* _Exercise prompt_: Identify each line holding the string "label" and copy it.

* _Supplied records_:
§ §

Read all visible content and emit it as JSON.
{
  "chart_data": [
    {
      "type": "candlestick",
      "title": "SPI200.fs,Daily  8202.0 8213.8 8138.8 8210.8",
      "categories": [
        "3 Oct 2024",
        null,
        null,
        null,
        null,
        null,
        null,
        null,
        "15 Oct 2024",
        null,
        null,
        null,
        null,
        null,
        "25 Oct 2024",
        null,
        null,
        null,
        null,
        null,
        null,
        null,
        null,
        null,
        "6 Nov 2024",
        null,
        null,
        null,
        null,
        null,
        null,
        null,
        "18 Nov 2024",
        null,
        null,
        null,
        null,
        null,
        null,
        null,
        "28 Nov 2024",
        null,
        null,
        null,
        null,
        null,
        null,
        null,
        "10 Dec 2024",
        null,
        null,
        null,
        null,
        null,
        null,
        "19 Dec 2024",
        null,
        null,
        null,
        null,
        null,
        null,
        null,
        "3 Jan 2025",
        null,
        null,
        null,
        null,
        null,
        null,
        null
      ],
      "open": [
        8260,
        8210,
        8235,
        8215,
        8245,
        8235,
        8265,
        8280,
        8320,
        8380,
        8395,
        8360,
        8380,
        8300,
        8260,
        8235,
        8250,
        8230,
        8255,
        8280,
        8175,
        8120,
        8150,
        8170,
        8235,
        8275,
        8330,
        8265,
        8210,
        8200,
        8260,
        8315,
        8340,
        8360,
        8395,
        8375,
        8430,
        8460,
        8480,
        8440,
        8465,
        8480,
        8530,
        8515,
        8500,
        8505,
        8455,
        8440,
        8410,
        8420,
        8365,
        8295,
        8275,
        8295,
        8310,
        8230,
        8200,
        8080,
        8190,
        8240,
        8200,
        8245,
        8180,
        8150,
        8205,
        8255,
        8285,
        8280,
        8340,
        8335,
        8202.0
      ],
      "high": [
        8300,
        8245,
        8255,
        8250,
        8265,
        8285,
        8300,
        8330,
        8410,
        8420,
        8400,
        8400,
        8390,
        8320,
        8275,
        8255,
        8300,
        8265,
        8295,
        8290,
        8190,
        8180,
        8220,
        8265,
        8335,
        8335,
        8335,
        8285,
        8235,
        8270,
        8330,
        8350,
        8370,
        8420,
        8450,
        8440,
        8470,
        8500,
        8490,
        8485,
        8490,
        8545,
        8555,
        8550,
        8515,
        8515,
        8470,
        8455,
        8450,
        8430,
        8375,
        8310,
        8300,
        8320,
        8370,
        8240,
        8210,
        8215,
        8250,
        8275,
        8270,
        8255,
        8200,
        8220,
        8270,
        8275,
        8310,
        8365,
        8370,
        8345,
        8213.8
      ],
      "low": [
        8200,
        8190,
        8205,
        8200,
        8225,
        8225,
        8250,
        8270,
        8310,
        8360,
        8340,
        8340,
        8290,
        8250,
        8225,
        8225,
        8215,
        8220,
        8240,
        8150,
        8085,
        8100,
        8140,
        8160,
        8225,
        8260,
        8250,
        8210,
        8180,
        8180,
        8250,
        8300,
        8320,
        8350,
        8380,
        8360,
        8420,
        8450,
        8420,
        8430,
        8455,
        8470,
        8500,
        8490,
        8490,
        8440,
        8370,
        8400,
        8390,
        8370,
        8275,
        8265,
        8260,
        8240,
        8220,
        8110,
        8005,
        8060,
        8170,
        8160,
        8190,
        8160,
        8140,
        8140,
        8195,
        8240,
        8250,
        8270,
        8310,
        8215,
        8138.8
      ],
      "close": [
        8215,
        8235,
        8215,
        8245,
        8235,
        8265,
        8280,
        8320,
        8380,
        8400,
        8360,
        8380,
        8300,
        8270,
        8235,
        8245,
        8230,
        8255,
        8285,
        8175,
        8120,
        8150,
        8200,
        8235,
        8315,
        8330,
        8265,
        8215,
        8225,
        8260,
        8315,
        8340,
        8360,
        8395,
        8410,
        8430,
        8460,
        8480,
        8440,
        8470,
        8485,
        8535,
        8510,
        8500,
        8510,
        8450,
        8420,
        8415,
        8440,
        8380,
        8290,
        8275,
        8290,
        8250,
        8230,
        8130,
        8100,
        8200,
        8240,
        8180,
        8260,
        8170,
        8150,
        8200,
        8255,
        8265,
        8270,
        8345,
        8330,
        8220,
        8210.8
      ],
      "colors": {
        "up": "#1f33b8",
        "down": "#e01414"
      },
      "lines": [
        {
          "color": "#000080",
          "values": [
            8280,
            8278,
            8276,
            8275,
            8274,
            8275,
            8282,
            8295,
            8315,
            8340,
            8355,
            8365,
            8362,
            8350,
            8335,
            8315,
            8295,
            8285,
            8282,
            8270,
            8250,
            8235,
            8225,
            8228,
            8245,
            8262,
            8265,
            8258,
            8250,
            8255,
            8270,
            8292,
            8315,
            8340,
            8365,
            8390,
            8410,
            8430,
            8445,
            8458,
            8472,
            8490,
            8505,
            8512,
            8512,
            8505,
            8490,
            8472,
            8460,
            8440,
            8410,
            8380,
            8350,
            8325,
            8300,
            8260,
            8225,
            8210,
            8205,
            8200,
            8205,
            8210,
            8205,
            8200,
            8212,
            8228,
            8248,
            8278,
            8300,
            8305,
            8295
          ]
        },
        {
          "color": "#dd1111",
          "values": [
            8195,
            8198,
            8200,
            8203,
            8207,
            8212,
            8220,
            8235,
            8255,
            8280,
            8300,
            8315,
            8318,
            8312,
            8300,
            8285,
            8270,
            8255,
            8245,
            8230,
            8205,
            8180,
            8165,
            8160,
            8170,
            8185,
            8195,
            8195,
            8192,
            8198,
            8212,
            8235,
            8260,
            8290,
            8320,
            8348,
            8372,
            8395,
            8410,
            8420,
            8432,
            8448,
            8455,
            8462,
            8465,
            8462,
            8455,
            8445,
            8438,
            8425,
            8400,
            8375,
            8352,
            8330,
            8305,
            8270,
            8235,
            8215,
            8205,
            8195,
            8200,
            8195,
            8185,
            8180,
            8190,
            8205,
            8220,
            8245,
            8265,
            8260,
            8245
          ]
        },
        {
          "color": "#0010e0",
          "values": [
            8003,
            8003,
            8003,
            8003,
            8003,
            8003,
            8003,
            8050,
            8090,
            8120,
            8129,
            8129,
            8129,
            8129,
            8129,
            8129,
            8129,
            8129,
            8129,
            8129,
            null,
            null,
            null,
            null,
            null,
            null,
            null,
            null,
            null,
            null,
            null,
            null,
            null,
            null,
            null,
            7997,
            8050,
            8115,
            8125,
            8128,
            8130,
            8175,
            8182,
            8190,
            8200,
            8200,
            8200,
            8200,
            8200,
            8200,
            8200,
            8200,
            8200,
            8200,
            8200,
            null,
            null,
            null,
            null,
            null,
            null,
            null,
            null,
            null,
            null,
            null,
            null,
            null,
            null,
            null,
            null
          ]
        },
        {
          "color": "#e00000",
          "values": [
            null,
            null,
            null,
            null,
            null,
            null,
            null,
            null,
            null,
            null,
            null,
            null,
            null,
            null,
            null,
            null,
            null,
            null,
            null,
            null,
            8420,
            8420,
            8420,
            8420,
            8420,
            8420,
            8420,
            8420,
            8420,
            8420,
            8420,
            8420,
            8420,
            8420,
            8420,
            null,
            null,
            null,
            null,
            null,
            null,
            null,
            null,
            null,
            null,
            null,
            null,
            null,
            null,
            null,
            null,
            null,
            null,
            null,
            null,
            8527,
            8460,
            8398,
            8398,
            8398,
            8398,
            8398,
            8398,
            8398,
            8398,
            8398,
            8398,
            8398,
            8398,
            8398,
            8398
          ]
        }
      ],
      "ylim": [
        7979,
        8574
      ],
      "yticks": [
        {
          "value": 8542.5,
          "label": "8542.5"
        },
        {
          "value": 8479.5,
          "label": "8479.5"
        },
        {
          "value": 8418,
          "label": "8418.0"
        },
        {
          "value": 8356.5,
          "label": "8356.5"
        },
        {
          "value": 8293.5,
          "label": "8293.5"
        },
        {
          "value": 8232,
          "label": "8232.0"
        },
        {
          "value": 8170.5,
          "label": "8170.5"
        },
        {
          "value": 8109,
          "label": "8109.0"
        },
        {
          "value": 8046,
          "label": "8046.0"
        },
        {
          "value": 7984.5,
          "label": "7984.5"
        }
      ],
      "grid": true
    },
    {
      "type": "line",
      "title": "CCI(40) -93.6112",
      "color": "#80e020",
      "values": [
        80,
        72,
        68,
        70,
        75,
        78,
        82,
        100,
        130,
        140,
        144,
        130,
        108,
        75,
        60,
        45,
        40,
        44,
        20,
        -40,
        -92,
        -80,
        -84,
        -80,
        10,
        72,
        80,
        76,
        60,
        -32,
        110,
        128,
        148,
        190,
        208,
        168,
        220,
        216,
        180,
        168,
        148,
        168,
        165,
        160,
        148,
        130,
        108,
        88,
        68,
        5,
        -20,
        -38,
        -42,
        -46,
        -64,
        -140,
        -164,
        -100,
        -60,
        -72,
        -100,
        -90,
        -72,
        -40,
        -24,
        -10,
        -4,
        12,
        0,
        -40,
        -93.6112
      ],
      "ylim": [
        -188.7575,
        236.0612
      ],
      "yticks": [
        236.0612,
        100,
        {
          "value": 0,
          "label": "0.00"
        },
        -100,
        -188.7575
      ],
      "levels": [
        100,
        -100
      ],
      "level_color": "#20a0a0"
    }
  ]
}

§ §

* _Written reply_:
          "label": "8542.5"
          "label": "8479.5"
          "label": "8418.0"
          "label": "8356.5"
          "label": "8293.5"
          "label": "8232.0"
          "label": "8170.5"
          "label": "8109.0"
          "label": "8046.0"
          "label": "7984.5"
          "label": "0.00"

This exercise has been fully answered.